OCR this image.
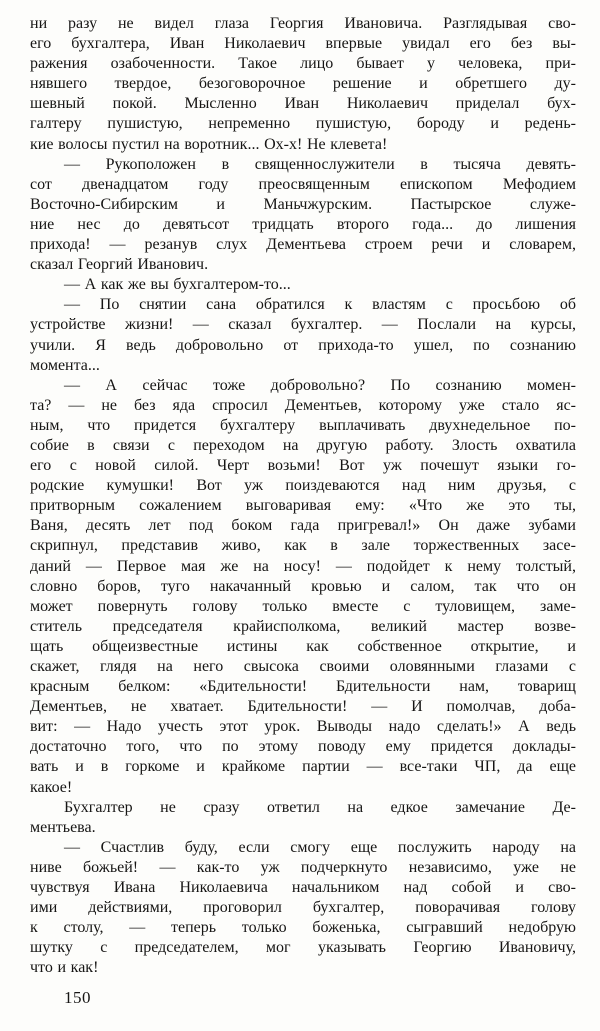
ни разу не видел глаза Георгия Ивановича. Разглядывая сво-
его бухгалтера, Иван Николаевич впервые увидал его без вы-
ражения озабоченности. Такое лицо бывает у человека, при-
нявшего твердое, безоговорочное решение и обретшего ду-
шевный покой. Мысленно Иван Николаевич приделал бух-
галтеру пушистую, непременно пушистую, бороду и редень-
кие волосы пустил на воротник... Ох-х! Не клевета!
— Рукоположен в священнослужители в тысяча девять-
сот двенадцатом году преосвященным епископом Мефодием
Восточно-Сибирским и Маньчжурским. Пастырское служе-
ние нес до девятьсот тридцать второго года... до лишения
прихода! — резанув слух Дементьева строем речи и словарем,
сказал Георгий Иванович.
— А как же вы бухгалтером-то...
— По снятии сана обратился к властям с просьбою об
устройстве жизни! — сказал бухгалтер. — Послали на курсы,
учили. Я ведь добровольно от прихода-то ушел, по сознанию
момента...
— А сейчас тоже добровольно? По сознанию момен-
та? — не без яда спросил Дементьев, которому уже стало яс-
ным, что придется бухгалтеру выплачивать двухнедельное по-
собие в связи с переходом на другую работу. Злость охватила
его с новой силой. Черт возьми! Вот уж почешут языки го-
родские кумушки! Вот уж поиздеваются над ним друзья, с
притворным сожалением выговаривая ему: «Что же это ты,
Ваня, десять лет под боком гада пригревал!» Он даже зубами
скрипнул, представив живо, как в зале торжественных засе-
даний — Первое мая же на носу! — подойдет к нему толстый,
словно боров, туго накачанный кровью и салом, так что он
может повернуть голову только вместе с туловищем, заме-
ститель председателя крайисполкома, великий мастер возве-
щать общеизвестные истины как собственное открытие, и
скажет, глядя на него свысока своими оловянными глазами с
красным белком: «Бдительности! Бдительности нам, товарищ
Дементьев, не хватает. Бдительности! — И помолчав, доба-
вит: — Надо учесть этот урок. Выводы надо сделать!» А ведь
достаточно того, что по этому поводу ему придется доклады-
вать и в горкоме и крайкоме партии — все-таки ЧП, да еще
какое!
Бухгалтер не сразу ответил на едкое замечание Де-
ментьева.
— Счастлив буду, если смогу еще послужить народу на
ниве божьей! — как-то уж подчеркнуто независимо, уже не
чувствуя Ивана Николаевича начальником над собой и сво-
ими действиями, проговорил бухгалтер, поворачивая голову
к столу, — теперь только боженька, сыгравший недобрую
шутку с председателем, мог указывать Георгию Ивановичу,
что и как!
150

**Instructions to follow**
Search the entries for the word "Бдительности" and pick out every line that holds it.

**Task output**
красным белком: «Бдительности! Бдительности нам, товарищ
Дементьев, не хватает. Бдительности! — И помолчав, доба-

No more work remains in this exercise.